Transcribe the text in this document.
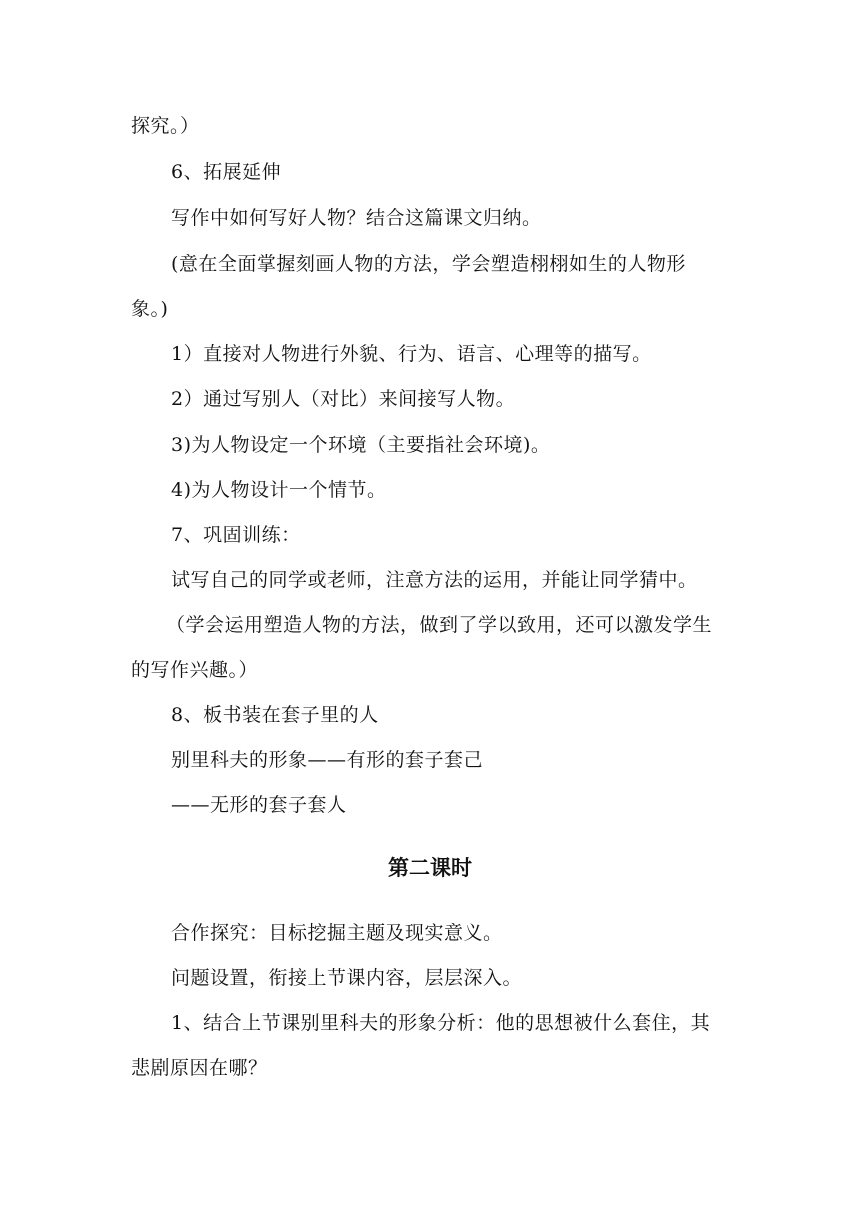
探究。）
6、拓展延伸
写作中如何写好人物？结合这篇课文归纳。
(意在全面掌握刻画人物的方法，学会塑造栩栩如生的人物形
象。)
1）直接对人物进行外貌、行为、语言、心理等的描写。
2）通过写别人（对比）来间接写人物。
3)为人物设定一个环境（主要指社会环境)。
4)为人物设计一个情节。
7、巩固训练：
试写自己的同学或老师，注意方法的运用，并能让同学猜中。
（学会运用塑造人物的方法，做到了学以致用，还可以激发学生
的写作兴趣。）
8、板书装在套子里的人
别里科夫的形象——有形的套子套己
——无形的套子套人
第二课时
合作探究：目标挖掘主题及现实意义。
问题设置，衔接上节课内容，层层深入。
1、结合上节课别里科夫的形象分析：他的思想被什么套住，其
悲剧原因在哪？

EXERCISE DESCRIPTION. Write out all the entries exactly, except for the pictures.

WRITTEN ANSWER.
Transcribe the text in this document.
探究。）
6、拓展延伸
写作中如何写好人物？结合这篇课文归纳。
(意在全面掌握刻画人物的方法，学会塑造栩栩如生的人物形
象。)
1）直接对人物进行外貌、行为、语言、心理等的描写。
2）通过写别人（对比）来间接写人物。
3)为人物设定一个环境（主要指社会环境)。
4)为人物设计一个情节。
7、巩固训练：
试写自己的同学或老师，注意方法的运用，并能让同学猜中。
（学会运用塑造人物的方法，做到了学以致用，还可以激发学生
的写作兴趣。）
8、板书装在套子里的人
别里科夫的形象——有形的套子套己
——无形的套子套人
第二课时
合作探究：目标挖掘主题及现实意义。
问题设置，衔接上节课内容，层层深入。
1、结合上节课别里科夫的形象分析：他的思想被什么套住，其
悲剧原因在哪？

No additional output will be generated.